#### DATA FOR PROCESSING ####

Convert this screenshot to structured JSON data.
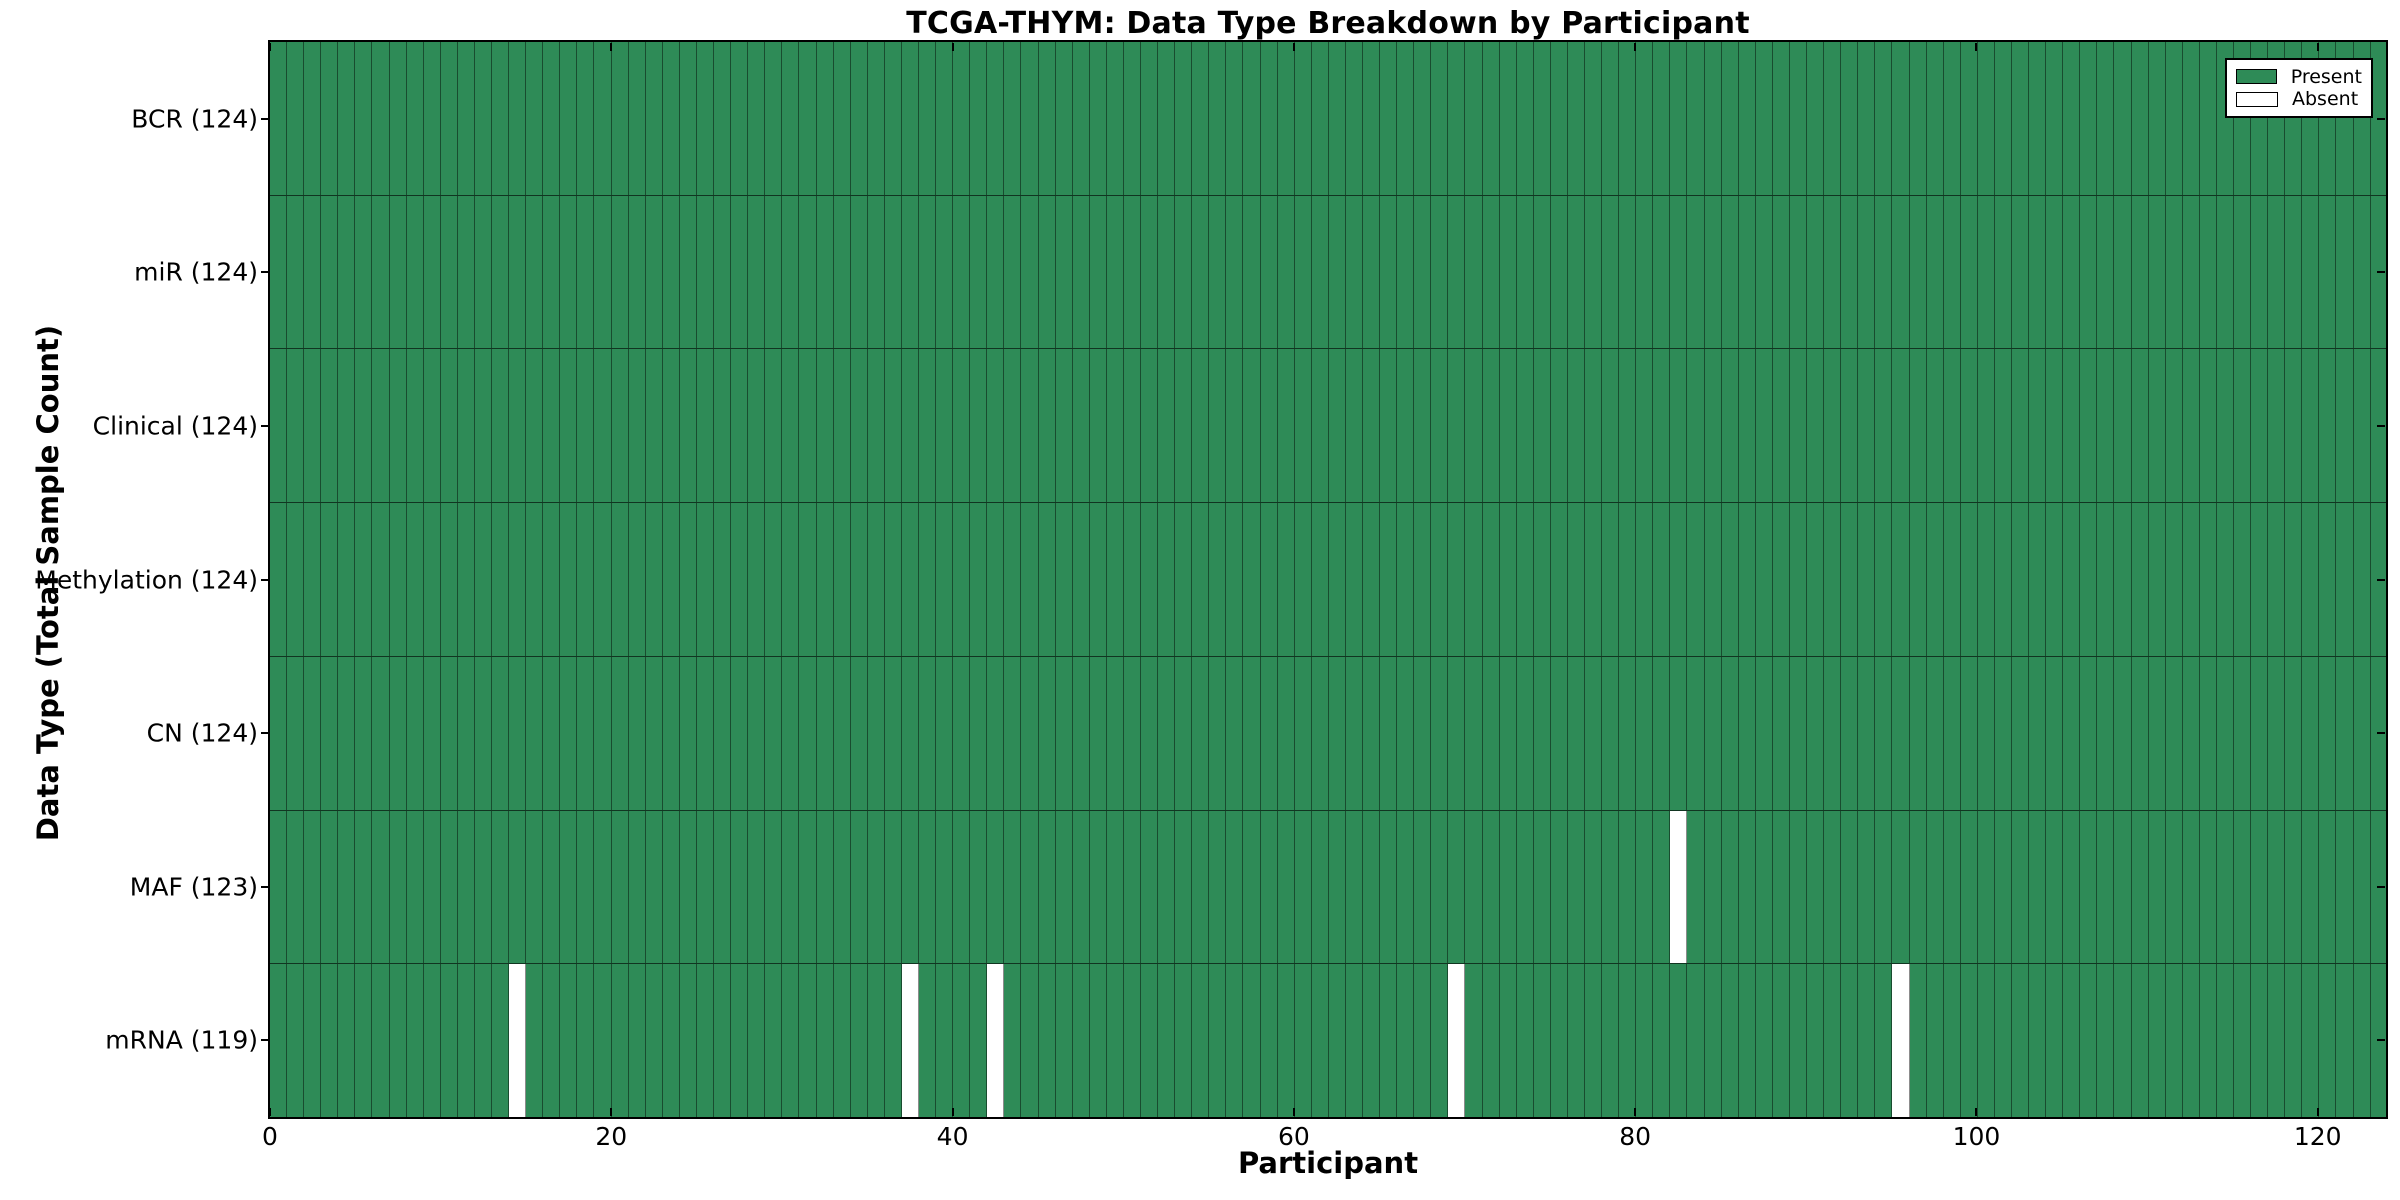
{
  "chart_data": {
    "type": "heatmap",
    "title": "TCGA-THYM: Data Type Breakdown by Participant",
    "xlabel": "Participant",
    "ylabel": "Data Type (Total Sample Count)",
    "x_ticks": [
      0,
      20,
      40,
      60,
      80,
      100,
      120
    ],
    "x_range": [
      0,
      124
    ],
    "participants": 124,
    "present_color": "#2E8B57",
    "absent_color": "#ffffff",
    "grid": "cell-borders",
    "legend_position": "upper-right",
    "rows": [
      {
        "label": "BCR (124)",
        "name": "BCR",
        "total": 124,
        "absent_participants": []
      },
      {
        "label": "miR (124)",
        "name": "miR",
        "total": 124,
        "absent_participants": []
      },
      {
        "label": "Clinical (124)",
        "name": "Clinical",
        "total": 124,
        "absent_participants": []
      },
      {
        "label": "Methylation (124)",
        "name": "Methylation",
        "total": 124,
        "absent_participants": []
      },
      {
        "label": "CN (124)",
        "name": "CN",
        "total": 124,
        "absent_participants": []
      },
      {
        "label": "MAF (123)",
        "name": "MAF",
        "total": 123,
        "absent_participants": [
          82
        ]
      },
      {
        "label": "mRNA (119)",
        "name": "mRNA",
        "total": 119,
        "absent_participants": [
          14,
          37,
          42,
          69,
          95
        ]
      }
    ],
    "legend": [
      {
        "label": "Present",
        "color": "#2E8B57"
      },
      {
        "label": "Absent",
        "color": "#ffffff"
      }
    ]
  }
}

####

## EXERCISE OBJECTIVE
Find and copy each line above that includes the string "name".

## ANSWER FOR THIS EXERCISE
        "name": "BCR",
        "name": "miR",
        "name": "Clinical",
        "name": "Methylation",
        "name": "CN",
        "name": "MAF",
        "name": "mRNA",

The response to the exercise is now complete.